§ **Task instructions**
Your answer should be a single number: the count of lines that include "Achieved".

===== Entries shown =====

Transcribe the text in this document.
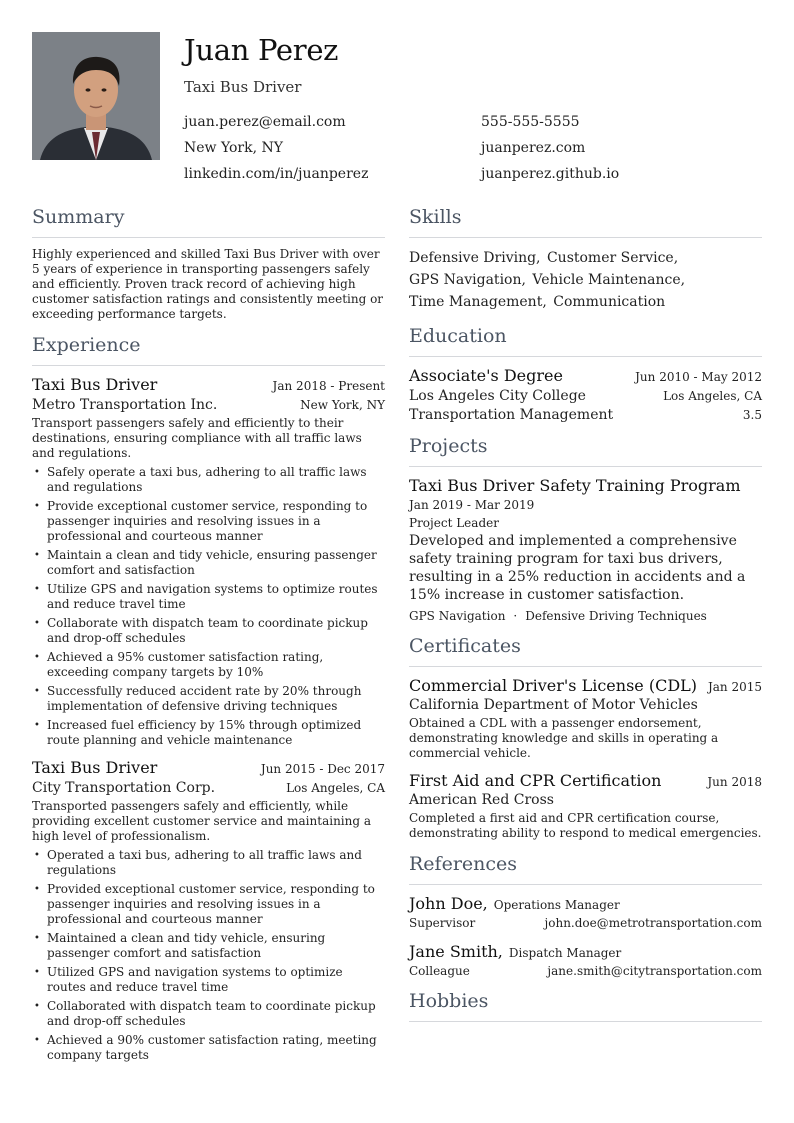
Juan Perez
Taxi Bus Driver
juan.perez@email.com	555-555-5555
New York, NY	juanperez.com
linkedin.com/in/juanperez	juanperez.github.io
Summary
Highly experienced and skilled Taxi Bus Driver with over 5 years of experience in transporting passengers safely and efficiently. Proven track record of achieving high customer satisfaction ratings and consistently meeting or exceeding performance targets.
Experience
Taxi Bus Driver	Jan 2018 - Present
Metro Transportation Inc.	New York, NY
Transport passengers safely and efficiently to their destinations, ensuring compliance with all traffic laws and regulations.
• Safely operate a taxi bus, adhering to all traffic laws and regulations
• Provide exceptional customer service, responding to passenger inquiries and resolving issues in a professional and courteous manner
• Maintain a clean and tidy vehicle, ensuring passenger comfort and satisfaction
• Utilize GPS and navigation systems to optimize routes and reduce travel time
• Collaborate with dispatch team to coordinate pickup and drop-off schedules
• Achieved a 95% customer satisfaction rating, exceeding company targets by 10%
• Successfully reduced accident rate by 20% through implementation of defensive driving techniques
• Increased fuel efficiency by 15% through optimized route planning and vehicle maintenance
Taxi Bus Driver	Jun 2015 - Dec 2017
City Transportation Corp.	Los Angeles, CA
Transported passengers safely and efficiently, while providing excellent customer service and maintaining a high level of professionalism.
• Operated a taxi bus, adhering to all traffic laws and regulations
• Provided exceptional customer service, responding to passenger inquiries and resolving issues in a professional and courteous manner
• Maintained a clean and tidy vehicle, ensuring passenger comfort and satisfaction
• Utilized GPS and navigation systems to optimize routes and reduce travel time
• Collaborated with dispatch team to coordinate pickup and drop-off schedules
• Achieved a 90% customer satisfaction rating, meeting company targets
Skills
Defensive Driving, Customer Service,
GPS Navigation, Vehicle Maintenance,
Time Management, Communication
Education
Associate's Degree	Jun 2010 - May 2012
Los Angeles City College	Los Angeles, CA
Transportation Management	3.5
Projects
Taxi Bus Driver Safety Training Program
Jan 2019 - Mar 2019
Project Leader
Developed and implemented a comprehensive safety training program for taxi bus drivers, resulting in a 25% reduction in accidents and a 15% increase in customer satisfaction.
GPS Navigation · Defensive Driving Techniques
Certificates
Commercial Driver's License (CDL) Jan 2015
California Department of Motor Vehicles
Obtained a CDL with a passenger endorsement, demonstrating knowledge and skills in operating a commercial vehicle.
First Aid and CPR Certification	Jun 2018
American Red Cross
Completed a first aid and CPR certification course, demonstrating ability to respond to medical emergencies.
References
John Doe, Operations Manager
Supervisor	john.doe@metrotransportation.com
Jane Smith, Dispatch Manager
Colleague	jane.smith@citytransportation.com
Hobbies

=====
===== Entries shown =====

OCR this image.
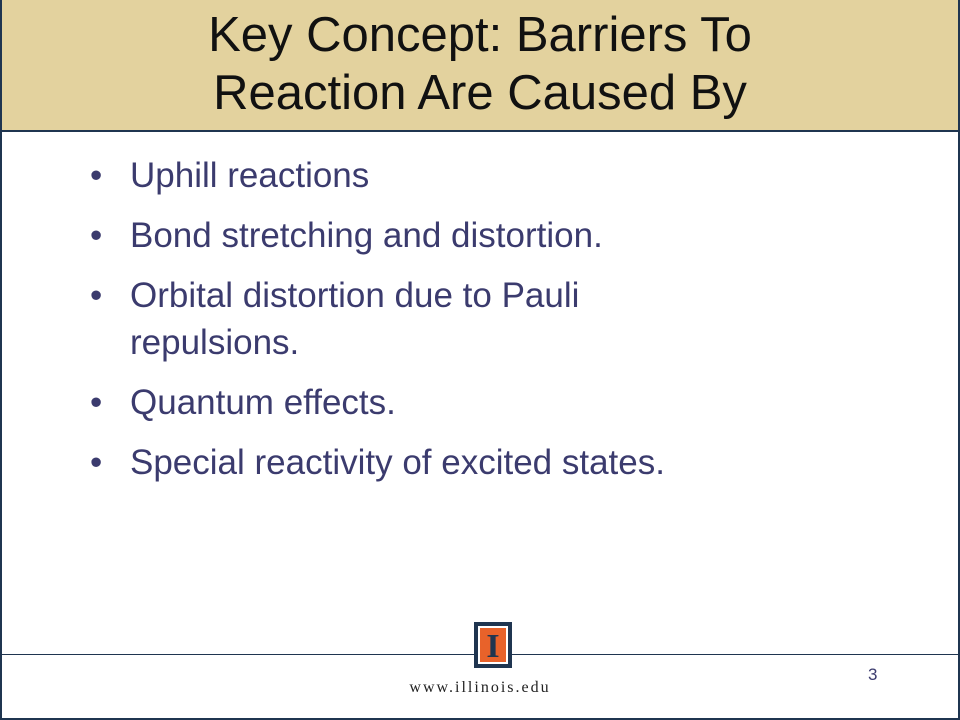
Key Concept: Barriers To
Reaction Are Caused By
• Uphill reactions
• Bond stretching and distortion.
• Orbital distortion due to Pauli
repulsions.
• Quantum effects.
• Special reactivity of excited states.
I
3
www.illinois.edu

=====
===== Entries shown =====

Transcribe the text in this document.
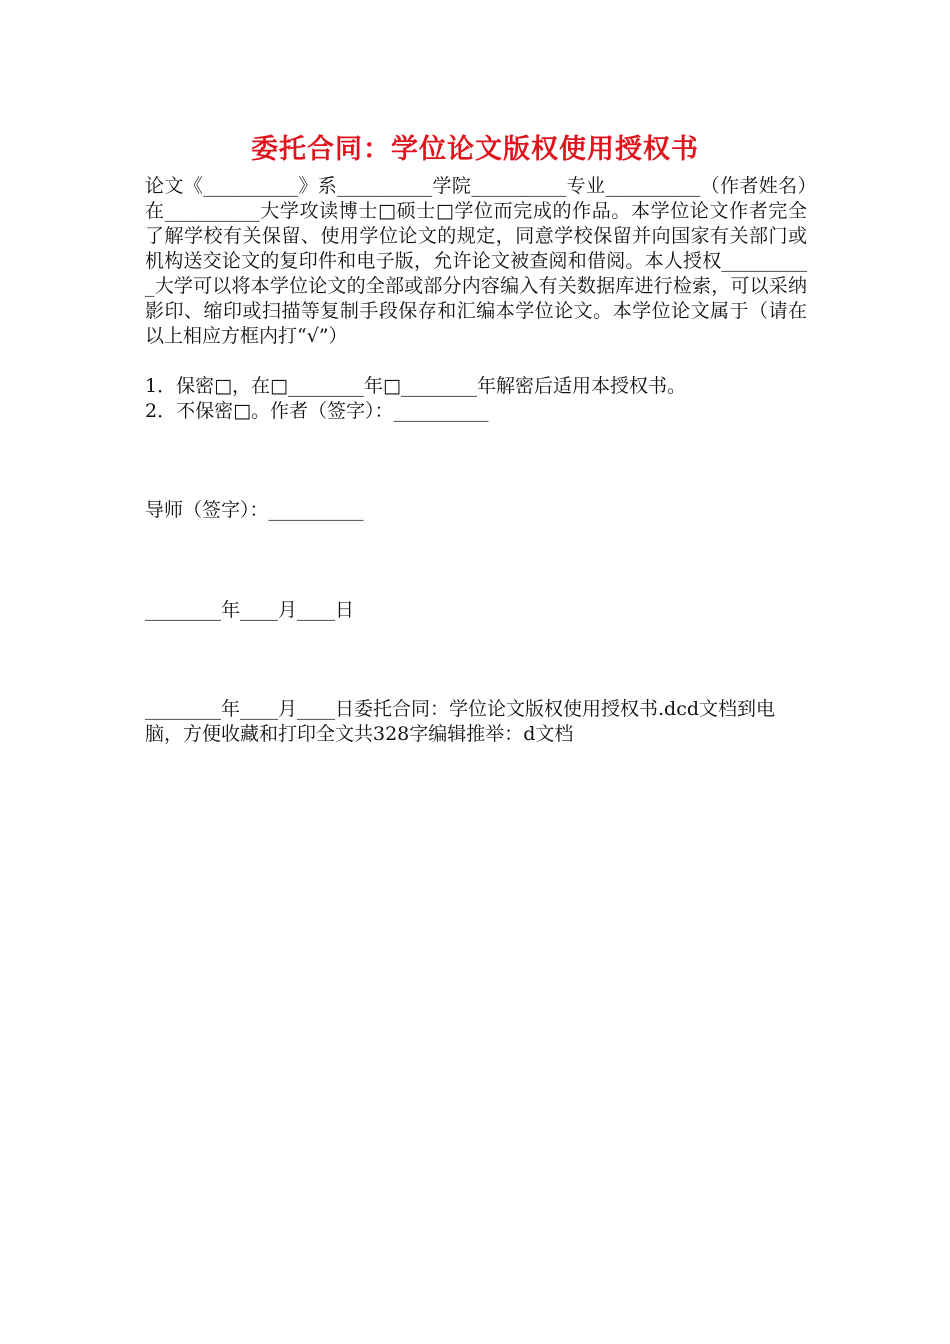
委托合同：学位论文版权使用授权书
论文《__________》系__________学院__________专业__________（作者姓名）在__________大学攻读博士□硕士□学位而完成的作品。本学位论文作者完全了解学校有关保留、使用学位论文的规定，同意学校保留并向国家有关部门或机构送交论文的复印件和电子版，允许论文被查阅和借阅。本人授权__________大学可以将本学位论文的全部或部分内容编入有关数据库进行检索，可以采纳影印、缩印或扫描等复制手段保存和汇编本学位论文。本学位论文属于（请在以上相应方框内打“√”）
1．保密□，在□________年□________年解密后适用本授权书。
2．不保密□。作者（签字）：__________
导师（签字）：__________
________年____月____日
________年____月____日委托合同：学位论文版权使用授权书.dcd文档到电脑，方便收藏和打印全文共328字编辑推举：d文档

=====

§ **Task solution**
2